==== Exercise materials

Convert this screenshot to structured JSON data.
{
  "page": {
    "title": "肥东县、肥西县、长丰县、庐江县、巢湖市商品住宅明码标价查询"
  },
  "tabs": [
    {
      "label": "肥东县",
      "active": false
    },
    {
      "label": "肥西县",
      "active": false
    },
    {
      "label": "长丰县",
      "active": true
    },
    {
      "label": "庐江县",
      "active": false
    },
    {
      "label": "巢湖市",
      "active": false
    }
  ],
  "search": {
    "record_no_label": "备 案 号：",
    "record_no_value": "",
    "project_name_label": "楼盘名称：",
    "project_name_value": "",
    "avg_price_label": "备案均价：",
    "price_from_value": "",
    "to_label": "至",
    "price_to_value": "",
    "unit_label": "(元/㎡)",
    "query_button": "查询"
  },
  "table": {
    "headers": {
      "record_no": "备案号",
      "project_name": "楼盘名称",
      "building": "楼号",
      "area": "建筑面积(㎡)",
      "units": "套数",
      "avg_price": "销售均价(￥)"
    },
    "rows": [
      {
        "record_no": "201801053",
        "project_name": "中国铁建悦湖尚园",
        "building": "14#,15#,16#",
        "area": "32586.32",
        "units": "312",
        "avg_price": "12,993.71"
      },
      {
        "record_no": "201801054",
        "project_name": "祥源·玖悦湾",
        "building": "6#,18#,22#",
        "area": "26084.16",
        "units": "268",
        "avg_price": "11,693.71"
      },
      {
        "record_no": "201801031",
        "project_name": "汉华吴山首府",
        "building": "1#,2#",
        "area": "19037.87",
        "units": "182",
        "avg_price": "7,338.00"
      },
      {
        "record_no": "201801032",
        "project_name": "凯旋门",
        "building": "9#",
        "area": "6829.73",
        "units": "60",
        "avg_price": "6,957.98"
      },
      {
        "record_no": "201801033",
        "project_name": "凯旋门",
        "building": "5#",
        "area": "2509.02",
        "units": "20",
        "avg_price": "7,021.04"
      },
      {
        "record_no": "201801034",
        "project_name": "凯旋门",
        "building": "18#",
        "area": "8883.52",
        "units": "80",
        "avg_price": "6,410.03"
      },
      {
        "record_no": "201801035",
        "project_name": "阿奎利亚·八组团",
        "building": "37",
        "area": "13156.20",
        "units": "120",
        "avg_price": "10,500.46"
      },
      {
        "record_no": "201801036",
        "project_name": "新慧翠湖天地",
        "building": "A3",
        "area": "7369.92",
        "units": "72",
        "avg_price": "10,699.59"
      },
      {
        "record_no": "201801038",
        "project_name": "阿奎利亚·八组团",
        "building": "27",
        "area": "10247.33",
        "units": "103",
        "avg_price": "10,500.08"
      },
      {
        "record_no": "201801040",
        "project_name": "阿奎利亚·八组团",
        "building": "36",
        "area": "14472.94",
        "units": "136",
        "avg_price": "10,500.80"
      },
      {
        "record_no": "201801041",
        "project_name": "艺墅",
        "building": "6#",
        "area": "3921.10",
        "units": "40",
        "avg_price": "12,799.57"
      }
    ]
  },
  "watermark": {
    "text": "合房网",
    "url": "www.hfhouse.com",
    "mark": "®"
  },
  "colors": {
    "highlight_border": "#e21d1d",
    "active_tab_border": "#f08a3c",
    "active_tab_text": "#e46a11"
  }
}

========
==== Exercise materials

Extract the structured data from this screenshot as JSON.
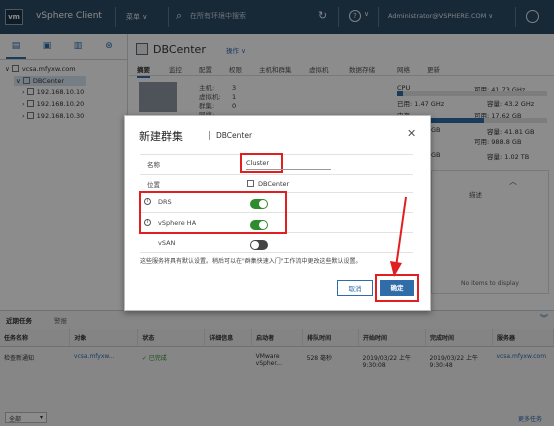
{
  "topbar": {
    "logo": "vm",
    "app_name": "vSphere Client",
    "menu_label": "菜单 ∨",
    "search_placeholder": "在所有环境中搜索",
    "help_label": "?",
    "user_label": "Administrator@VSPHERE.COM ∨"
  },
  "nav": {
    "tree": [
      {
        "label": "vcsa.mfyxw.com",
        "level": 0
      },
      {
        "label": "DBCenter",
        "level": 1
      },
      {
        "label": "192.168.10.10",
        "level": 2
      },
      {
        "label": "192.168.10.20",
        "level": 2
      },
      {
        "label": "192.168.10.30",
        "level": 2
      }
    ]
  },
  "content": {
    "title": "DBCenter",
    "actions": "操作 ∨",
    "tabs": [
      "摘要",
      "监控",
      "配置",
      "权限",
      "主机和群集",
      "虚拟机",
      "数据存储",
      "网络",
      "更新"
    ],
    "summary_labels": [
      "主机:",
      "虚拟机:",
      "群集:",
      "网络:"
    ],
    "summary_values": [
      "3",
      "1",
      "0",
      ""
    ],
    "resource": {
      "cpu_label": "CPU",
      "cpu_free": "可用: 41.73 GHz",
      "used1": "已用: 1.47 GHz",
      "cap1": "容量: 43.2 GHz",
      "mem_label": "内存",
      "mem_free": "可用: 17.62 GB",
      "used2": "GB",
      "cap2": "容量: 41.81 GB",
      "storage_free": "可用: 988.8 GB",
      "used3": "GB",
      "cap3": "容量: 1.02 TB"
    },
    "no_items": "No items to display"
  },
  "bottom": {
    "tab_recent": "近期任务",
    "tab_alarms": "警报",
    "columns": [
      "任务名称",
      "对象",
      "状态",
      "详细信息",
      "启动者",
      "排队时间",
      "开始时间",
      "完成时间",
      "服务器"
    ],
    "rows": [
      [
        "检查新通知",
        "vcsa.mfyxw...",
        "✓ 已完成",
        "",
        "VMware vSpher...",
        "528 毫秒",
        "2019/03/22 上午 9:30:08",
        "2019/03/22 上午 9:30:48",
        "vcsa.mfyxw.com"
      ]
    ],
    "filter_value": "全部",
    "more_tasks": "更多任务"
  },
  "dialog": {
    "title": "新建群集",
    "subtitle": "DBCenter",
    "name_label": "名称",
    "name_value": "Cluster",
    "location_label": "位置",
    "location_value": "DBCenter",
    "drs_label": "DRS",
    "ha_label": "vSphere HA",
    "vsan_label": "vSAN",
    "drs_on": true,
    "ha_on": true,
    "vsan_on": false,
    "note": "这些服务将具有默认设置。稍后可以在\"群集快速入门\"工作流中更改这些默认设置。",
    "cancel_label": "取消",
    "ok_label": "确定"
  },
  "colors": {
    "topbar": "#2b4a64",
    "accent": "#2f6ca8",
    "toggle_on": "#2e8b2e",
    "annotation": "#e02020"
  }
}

========

— What is asked —
Locate the word "DBCenter" in the entries, and copy every line where it is found.

— Output for this task —
        "label": "DBCenter",
    "title": "DBCenter",
    "subtitle": "DBCenter",
    "location_value": "DBCenter",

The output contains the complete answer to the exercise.